## REQUIRED WORK
State the number of lines that contain "персоналу", with no other text.

***** INFORMATION SUPPLIED

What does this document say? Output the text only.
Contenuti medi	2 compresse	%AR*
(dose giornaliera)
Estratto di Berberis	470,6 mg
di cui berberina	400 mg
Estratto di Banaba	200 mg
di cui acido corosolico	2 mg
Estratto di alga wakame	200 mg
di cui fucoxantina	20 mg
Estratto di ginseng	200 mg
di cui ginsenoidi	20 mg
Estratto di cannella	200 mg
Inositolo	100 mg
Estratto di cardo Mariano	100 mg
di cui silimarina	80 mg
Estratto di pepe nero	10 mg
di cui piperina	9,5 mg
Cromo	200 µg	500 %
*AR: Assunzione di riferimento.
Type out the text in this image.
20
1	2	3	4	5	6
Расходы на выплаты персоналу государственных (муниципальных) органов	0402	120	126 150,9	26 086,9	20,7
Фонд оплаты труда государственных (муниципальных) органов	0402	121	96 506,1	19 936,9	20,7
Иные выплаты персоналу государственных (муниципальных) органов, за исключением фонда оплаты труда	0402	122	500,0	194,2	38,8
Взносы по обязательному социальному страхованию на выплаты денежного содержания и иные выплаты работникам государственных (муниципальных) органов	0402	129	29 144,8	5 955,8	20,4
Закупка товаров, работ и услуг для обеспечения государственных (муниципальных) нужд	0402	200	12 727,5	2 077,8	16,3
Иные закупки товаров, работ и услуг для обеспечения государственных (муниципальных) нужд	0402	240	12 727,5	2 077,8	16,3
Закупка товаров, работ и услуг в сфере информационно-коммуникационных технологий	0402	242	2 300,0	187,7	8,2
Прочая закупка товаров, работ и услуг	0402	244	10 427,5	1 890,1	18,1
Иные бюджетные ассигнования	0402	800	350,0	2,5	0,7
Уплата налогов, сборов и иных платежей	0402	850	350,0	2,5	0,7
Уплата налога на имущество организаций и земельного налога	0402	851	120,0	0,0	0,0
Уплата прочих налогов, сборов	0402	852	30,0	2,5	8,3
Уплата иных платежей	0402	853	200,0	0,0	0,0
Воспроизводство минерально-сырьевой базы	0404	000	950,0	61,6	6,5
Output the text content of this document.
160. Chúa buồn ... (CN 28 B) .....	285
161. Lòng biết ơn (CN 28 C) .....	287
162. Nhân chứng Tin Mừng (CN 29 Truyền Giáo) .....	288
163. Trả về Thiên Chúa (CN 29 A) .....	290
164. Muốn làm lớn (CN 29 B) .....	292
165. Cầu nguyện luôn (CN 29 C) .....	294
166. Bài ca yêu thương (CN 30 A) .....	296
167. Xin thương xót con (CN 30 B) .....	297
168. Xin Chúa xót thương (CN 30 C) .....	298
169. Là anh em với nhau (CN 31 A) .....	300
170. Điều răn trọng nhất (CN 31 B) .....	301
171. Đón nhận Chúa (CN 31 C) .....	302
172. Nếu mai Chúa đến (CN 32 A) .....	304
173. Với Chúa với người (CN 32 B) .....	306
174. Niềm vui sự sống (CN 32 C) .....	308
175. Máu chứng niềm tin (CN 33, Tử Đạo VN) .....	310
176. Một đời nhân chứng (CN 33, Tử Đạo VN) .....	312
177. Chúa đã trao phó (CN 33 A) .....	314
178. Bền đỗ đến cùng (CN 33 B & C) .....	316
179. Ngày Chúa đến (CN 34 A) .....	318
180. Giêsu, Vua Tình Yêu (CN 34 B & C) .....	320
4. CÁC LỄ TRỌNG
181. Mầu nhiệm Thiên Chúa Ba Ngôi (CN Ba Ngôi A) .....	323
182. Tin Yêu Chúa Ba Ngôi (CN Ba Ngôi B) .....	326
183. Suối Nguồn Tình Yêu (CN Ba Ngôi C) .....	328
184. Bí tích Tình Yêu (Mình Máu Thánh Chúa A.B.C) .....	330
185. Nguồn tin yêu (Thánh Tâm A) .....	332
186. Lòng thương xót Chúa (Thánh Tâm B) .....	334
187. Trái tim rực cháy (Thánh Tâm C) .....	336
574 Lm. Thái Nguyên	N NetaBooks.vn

**********

## TASK RESULT
2